# [Stated problem]
Can you give all the records again without altering a single character?
======== Dataset records
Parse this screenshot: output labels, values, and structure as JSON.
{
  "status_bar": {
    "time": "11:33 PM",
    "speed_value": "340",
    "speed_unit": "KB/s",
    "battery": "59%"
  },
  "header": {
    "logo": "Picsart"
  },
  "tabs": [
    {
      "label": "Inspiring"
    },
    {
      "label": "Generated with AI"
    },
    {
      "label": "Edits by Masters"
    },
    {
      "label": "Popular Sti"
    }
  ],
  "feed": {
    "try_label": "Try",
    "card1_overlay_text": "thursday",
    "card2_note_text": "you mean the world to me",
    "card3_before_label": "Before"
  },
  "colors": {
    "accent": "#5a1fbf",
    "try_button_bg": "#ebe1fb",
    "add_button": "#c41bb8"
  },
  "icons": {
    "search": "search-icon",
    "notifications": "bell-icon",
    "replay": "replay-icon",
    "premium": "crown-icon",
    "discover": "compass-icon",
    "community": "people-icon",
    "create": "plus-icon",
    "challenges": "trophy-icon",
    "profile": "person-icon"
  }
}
================
# [Full solution]
Parse this screenshot: output labels, values, and structure as JSON.
{
  "status_bar": {
    "time": "11:33 PM",
    "speed_value": "340",
    "speed_unit": "KB/s",
    "battery": "59%"
  },
  "header": {
    "logo": "Picsart"
  },
  "tabs": [
    {
      "label": "Inspiring"
    },
    {
      "label": "Generated with AI"
    },
    {
      "label": "Edits by Masters"
    },
    {
      "label": "Popular Sti"
    }
  ],
  "feed": {
    "try_label": "Try",
    "card1_overlay_text": "thursday",
    "card2_note_text": "you mean the world to me",
    "card3_before_label": "Before"
  },
  "colors": {
    "accent": "#5a1fbf",
    "try_button_bg": "#ebe1fb",
    "add_button": "#c41bb8"
  },
  "icons": {
    "search": "search-icon",
    "notifications": "bell-icon",
    "replay": "replay-icon",
    "premium": "crown-icon",
    "discover": "compass-icon",
    "community": "people-icon",
    "create": "plus-icon",
    "challenges": "trophy-icon",
    "profile": "person-icon"
  }
}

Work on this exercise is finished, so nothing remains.